Supplied data Start Marker

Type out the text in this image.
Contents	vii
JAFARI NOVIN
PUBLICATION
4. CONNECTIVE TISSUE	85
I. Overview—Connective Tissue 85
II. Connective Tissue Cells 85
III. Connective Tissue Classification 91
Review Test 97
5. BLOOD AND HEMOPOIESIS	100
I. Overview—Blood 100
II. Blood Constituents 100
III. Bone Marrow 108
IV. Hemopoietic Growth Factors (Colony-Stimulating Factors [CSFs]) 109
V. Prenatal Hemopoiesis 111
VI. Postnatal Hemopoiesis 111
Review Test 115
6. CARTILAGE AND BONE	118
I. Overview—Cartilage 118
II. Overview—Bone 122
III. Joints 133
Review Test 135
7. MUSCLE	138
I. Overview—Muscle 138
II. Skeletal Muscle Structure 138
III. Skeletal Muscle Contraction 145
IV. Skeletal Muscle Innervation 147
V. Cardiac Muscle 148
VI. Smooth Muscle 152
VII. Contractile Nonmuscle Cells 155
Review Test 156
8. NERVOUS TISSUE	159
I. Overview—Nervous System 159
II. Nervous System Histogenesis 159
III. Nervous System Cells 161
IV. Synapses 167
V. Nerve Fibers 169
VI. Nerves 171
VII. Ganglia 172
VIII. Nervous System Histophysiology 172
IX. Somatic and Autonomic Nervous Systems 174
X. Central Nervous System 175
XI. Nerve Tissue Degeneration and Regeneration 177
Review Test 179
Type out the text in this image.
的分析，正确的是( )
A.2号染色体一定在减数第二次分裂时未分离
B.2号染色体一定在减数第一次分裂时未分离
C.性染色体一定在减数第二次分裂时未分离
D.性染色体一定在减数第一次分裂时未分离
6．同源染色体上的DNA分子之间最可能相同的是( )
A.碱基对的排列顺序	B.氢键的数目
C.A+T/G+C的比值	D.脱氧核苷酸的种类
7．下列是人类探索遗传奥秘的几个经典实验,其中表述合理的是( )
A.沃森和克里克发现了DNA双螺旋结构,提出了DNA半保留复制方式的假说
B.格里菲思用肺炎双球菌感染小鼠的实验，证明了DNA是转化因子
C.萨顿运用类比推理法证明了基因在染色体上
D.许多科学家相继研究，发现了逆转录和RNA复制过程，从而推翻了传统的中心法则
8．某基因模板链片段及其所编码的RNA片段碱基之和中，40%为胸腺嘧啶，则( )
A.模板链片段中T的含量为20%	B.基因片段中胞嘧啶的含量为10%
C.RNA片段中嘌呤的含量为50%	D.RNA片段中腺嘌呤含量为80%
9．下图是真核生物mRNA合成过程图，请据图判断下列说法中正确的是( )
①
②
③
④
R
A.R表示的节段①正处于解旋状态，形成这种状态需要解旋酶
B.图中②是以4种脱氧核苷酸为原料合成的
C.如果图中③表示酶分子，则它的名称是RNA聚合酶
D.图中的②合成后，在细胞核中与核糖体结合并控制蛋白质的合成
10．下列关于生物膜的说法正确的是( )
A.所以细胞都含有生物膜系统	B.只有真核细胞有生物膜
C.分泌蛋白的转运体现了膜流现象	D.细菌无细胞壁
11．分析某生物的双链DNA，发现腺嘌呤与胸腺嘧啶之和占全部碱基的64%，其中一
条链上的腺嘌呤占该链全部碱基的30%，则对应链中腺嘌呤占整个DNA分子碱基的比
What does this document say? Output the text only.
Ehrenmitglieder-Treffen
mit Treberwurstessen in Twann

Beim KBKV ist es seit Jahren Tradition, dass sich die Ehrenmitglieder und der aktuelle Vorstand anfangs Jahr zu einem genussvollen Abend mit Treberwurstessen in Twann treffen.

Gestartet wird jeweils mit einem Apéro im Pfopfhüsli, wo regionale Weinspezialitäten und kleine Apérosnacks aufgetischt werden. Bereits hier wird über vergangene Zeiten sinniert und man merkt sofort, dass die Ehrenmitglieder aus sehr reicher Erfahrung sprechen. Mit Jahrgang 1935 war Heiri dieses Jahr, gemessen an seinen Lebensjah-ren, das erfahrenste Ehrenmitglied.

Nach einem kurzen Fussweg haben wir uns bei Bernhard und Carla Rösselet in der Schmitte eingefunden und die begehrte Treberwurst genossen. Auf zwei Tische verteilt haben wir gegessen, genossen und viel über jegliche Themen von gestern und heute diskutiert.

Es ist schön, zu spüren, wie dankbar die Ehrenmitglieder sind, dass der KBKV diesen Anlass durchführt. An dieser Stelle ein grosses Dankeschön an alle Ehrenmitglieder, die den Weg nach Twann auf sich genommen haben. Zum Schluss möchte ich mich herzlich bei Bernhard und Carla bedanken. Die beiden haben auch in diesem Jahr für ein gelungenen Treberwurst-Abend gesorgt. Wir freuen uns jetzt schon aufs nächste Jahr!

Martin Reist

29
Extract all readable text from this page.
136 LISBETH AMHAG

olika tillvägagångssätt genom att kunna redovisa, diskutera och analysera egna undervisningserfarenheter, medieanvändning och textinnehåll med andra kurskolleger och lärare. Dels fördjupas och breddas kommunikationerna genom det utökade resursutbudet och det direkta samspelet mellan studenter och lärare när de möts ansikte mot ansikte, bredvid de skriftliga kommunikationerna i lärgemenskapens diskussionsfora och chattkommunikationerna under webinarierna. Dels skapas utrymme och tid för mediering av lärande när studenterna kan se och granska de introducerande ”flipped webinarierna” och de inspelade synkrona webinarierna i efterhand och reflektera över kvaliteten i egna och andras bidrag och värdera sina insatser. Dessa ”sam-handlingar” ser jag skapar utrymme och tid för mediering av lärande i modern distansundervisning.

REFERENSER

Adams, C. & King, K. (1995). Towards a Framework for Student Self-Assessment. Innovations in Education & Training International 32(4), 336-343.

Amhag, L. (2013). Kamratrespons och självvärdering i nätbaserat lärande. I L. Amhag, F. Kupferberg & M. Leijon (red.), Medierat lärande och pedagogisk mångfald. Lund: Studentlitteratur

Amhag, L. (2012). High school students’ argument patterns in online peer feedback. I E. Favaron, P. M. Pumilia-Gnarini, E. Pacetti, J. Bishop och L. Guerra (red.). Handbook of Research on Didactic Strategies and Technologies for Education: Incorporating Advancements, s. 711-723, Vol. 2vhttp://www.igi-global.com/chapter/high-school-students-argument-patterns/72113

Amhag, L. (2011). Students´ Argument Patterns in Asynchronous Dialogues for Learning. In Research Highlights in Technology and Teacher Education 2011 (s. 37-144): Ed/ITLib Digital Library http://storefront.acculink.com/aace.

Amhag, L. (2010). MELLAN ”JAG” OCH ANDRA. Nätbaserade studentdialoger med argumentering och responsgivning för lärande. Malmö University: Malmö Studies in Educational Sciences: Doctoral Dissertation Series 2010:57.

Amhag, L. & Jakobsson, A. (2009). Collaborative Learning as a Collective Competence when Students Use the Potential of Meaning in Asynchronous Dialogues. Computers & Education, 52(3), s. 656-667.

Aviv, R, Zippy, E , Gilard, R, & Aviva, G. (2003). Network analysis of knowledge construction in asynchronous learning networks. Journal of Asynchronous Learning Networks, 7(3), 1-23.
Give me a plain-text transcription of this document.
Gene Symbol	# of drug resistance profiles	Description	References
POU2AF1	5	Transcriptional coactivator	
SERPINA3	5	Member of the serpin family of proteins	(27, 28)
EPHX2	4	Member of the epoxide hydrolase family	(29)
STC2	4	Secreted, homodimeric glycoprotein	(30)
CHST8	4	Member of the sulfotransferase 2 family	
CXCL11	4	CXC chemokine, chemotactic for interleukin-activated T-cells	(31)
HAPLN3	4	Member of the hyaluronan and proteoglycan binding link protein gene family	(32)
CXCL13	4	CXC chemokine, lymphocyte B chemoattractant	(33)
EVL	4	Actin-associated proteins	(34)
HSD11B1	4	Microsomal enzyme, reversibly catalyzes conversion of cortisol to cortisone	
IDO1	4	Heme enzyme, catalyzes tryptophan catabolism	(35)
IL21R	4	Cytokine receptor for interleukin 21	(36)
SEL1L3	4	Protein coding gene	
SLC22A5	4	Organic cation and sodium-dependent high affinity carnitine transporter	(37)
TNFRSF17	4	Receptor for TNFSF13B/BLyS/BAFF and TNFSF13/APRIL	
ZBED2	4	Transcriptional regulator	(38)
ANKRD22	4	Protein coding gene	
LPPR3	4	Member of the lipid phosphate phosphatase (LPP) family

Supplied data End Marker

Search each line of the entries for the string "interleukin", then say how many lines have it. Reply with the number only.

» **Answer box**:
2